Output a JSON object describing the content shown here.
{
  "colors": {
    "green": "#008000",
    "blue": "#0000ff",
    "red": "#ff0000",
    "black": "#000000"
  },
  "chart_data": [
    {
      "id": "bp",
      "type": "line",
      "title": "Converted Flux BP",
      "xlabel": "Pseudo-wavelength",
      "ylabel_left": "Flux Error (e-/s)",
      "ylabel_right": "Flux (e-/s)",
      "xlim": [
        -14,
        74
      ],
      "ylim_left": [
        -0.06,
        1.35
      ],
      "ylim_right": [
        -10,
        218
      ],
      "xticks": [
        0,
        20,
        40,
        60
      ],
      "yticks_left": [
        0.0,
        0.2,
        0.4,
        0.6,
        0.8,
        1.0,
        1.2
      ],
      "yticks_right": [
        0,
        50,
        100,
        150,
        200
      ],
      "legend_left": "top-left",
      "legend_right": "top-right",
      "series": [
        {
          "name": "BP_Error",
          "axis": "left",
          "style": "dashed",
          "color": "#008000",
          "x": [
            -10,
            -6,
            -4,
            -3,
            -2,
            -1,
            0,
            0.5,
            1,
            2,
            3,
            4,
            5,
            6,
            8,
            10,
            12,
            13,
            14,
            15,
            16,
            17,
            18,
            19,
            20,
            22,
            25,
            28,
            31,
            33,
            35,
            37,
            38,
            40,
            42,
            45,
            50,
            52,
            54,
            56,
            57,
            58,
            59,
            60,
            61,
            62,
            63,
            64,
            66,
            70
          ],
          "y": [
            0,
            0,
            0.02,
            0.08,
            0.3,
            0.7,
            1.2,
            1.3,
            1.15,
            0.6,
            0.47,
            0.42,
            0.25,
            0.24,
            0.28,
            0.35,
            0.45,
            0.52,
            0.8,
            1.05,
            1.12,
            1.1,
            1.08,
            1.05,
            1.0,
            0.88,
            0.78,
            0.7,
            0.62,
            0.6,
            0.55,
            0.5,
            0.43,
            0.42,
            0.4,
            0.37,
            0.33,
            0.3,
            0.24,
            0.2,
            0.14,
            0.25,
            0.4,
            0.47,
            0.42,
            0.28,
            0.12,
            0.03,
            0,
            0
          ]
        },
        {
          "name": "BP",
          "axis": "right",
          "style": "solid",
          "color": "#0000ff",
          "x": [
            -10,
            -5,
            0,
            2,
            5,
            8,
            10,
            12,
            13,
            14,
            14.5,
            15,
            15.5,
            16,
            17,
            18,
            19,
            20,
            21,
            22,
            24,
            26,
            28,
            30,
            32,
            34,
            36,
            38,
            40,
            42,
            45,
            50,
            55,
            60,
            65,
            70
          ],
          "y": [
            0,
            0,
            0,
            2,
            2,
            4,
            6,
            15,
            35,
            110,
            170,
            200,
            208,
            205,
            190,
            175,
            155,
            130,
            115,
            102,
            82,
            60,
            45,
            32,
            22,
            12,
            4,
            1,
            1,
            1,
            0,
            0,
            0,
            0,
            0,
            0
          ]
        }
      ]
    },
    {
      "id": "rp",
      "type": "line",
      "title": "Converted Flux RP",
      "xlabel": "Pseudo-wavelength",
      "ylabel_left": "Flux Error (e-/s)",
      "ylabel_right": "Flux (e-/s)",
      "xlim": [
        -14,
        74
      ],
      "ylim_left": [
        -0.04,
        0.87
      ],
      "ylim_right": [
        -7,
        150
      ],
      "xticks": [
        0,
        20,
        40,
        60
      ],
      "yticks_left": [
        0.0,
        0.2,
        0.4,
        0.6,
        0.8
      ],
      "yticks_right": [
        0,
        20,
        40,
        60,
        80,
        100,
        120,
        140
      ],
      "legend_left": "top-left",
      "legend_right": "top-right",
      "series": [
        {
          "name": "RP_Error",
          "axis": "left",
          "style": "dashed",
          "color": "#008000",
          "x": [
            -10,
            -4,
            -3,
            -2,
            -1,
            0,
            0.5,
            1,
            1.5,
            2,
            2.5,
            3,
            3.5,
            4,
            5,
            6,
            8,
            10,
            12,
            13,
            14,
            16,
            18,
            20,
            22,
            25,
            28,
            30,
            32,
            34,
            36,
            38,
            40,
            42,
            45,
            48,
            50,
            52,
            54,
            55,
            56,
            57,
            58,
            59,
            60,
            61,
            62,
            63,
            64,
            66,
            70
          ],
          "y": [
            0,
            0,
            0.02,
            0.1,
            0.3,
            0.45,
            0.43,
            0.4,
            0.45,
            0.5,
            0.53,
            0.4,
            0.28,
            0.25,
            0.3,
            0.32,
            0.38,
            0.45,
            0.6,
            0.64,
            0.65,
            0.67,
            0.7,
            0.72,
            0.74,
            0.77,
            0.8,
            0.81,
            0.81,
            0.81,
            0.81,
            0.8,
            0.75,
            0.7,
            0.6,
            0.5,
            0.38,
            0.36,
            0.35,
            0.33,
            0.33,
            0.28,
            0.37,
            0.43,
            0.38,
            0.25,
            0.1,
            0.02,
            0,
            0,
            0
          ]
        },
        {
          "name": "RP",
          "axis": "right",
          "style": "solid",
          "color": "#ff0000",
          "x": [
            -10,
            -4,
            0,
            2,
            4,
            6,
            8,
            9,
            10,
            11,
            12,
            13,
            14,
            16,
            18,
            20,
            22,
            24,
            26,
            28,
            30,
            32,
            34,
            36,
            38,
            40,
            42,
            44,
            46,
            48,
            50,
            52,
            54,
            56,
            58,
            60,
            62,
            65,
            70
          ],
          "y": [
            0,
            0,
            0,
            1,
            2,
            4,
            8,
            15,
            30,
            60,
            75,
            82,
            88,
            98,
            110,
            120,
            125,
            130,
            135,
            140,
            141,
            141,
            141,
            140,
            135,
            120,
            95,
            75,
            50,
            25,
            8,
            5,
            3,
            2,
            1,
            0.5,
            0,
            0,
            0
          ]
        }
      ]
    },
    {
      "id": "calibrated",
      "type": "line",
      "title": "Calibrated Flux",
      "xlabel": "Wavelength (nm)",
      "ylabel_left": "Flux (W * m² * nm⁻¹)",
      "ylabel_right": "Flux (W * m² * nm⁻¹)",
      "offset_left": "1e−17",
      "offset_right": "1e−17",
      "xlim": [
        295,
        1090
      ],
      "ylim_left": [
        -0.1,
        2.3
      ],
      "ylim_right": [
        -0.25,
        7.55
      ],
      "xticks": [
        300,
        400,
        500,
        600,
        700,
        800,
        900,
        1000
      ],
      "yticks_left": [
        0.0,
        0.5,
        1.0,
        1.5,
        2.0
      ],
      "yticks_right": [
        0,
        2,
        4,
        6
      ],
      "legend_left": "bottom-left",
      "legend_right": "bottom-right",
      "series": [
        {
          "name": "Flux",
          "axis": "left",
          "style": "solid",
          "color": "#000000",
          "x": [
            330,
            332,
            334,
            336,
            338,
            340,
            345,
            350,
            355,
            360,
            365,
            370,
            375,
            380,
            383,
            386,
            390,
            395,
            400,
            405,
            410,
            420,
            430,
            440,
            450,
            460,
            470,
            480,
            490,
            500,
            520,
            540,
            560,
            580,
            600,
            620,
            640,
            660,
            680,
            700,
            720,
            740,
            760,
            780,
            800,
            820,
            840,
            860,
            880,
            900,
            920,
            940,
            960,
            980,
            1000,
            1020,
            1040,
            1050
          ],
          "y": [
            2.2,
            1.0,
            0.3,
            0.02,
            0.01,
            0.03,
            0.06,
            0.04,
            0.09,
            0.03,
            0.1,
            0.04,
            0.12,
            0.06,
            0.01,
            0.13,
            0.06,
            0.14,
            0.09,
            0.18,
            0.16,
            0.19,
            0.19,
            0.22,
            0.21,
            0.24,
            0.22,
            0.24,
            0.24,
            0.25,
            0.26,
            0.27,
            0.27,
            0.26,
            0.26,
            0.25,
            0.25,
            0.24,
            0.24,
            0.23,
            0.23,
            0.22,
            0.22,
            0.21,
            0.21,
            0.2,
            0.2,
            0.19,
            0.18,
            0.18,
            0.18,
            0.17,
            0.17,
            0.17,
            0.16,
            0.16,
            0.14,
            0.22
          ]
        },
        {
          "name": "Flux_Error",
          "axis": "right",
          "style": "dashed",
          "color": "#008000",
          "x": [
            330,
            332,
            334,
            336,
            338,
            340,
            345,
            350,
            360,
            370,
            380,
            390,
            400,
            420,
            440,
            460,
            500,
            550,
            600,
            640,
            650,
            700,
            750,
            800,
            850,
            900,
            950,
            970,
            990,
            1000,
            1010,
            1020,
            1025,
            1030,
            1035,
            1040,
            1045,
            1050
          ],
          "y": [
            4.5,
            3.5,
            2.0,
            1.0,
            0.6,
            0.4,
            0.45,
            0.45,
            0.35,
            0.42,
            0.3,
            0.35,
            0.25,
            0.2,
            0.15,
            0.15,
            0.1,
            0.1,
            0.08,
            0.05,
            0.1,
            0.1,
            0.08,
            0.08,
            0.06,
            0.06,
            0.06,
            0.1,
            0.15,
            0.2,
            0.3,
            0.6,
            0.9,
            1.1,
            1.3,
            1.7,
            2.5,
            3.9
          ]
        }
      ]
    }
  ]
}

GIVEN INSTRUCTION — Your answer should be a single number: the count of lines in these records that hold the string "name".

THE COMPLETED TASK — 6